_WHAT YOU NEED TO DO_
Without the images, write out all of the following entries exactly.

-- Start of DATASET --

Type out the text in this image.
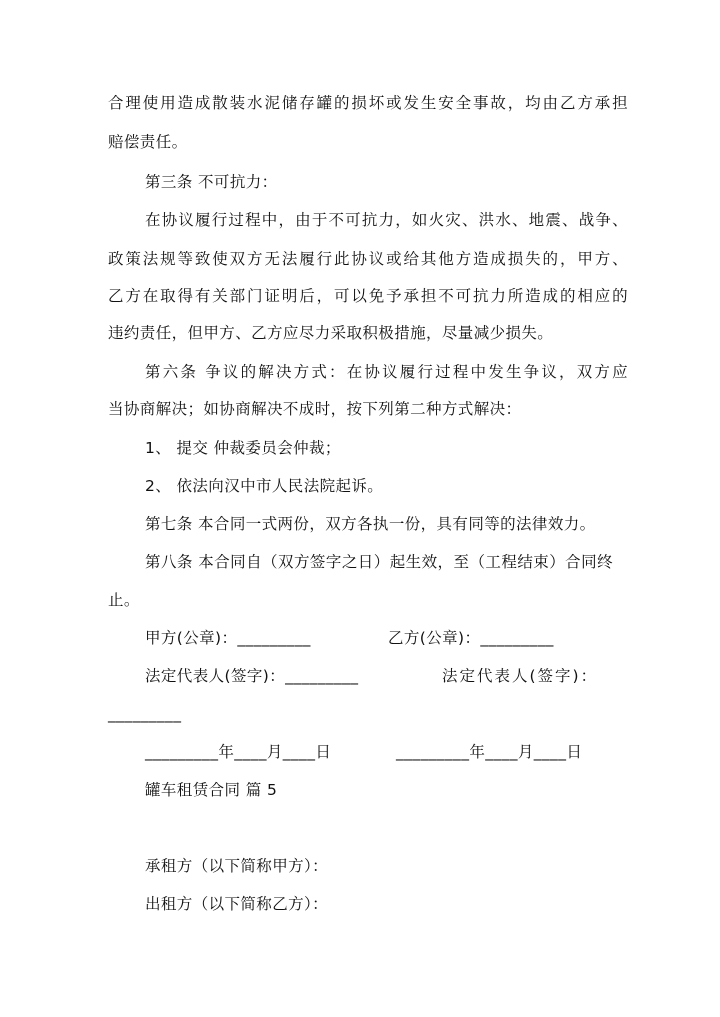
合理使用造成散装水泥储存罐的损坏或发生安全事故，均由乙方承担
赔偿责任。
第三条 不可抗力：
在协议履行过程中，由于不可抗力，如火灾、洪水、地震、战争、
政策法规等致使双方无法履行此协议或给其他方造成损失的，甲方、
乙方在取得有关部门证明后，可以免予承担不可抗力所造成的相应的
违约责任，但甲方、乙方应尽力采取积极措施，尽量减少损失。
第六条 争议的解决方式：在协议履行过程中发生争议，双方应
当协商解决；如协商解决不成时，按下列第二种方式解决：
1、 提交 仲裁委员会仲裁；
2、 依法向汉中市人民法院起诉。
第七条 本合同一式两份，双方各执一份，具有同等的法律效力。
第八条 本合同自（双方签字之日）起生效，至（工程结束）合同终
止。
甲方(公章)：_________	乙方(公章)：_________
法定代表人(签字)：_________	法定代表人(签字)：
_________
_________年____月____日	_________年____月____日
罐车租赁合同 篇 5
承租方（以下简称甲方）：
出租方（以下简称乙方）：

-- End of DATASET --

_ANSWER TO THE TASK_
Type out the text in this image.
合理使用造成散装水泥储存罐的损坏或发生安全事故，均由乙方承担
赔偿责任。
第三条 不可抗力：
在协议履行过程中，由于不可抗力，如火灾、洪水、地震、战争、
政策法规等致使双方无法履行此协议或给其他方造成损失的，甲方、
乙方在取得有关部门证明后，可以免予承担不可抗力所造成的相应的
违约责任，但甲方、乙方应尽力采取积极措施，尽量减少损失。
第六条 争议的解决方式：在协议履行过程中发生争议，双方应
当协商解决；如协商解决不成时，按下列第二种方式解决：
1、 提交 仲裁委员会仲裁；
2、 依法向汉中市人民法院起诉。
第七条 本合同一式两份，双方各执一份，具有同等的法律效力。
第八条 本合同自（双方签字之日）起生效，至（工程结束）合同终
止。
甲方(公章)：_________	乙方(公章)：_________
法定代表人(签字)：_________	法定代表人(签字)：
_________
_________年____月____日	_________年____月____日
罐车租赁合同 篇 5
承租方（以下简称甲方）：
出租方（以下简称乙方）：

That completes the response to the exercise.